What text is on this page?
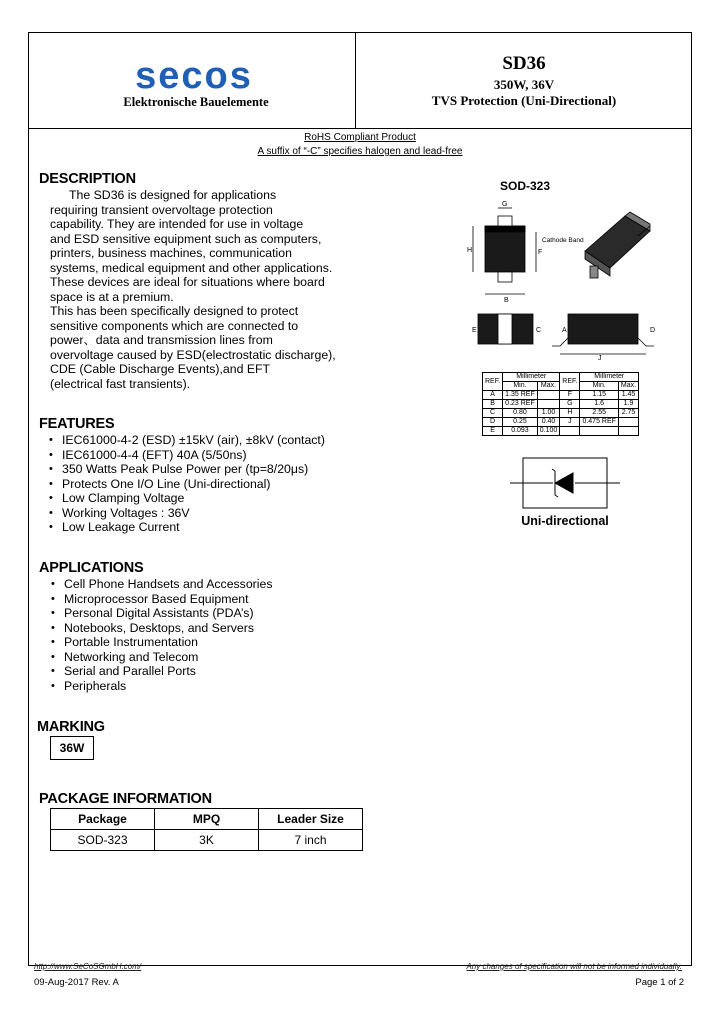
secos
Elektronische Bauelemente
SD36
350W, 36V
TVS Protection (Uni-Directional)
RoHS Compliant Product
A suffix of “-C” specifies halogen and lead-free
DESCRIPTION
The SD36 is designed for applications
requiring transient overvoltage protection
capability. They are intended for use in voltage
and ESD sensitive equipment such as computers,
printers, business machines, communication
systems, medical equipment and other applications.
These devices are ideal for situations where board
space is at a premium.
This has been specifically designed to protect
sensitive components which are connected to
power、data and transmission lines from
overvoltage caused by ESD(electrostatic discharge),
CDE (Cable Discharge Events),and EFT
(electrical fast transients).
FEATURES
• IEC61000-4-2 (ESD) ±15kV (air), ±8kV (contact)
• IEC61000-4-4 (EFT) 40A (5/50ns)
• 350 Watts Peak Pulse Power per (tp=8/20μs)
• Protects One I/O Line (Uni-directional)
• Low Clamping Voltage
• Working Voltages : 36V
• Low Leakage Current
APPLICATIONS
• Cell Phone Handsets and Accessories
• Microprocessor Based Equipment
• Personal Digital Assistants (PDA’s)
• Notebooks, Desktops, and Servers
• Portable Instrumentation
• Networking and Telecom
• Serial and Parallel Ports
• Peripherals
MARKING
36W
PACKAGE INFORMATION
Package	MPQ	Leader Size
SOD-323	3K	7 inch
SOD-323
G
H	F
B
Cathode Band
E	C	A	D
J
REF.	Millimeter		REF.	Millimeter	
	Min.	Max.		Min.	Max.
A	1.35 REF		F	1.15	1.45
B	0.23 REF		G	1.6	1.9
C	0.80	1.00	H	2.55	2.75
D	0.25	0.40	J	0.475 REF	
E	0.093	0.100			
Uni-directional
http://www.SeCoSGmbH.com/	Any changes of specification will not be informed individually.
09-Aug-2017 Rev. A	Page 1 of 2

====================

*TASK DIRECTIONS:*
Each entry should be repeated exactly as it appears; the pictures stay out.

*WRITTEN REPLY:*
What text is on this page?
secos
Elektronische Bauelemente
SD36
350W, 36V
TVS Protection (Uni-Directional)
RoHS Compliant Product
A suffix of “-C” specifies halogen and lead-free
DESCRIPTION
The SD36 is designed for applications
requiring transient overvoltage protection
capability. They are intended for use in voltage
and ESD sensitive equipment such as computers,
printers, business machines, communication
systems, medical equipment and other applications.
These devices are ideal for situations where board
space is at a premium.
This has been specifically designed to protect
sensitive components which are connected to
power、data and transmission lines from
overvoltage caused by ESD(electrostatic discharge),
CDE (Cable Discharge Events),and EFT
(electrical fast transients).
FEATURES
• IEC61000-4-2 (ESD) ±15kV (air), ±8kV (contact)
• IEC61000-4-4 (EFT) 40A (5/50ns)
• 350 Watts Peak Pulse Power per (tp=8/20μs)
• Protects One I/O Line (Uni-directional)
• Low Clamping Voltage
• Working Voltages : 36V
• Low Leakage Current
APPLICATIONS
• Cell Phone Handsets and Accessories
• Microprocessor Based Equipment
• Personal Digital Assistants (PDA’s)
• Notebooks, Desktops, and Servers
• Portable Instrumentation
• Networking and Telecom
• Serial and Parallel Ports
• Peripherals
MARKING
36W
PACKAGE INFORMATION
Package	MPQ	Leader Size
SOD-323	3K	7 inch
SOD-323
G
H	F
B
Cathode Band
E	C	A	D
J
REF.	Millimeter		REF.	Millimeter	
	Min.	Max.		Min.	Max.
A	1.35 REF		F	1.15	1.45
B	0.23 REF		G	1.6	1.9
C	0.80	1.00	H	2.55	2.75
D	0.25	0.40	J	0.475 REF	
E	0.093	0.100			
Uni-directional
http://www.SeCoSGmbH.com/	Any changes of specification will not be informed individually.
09-Aug-2017 Rev. A	Page 1 of 2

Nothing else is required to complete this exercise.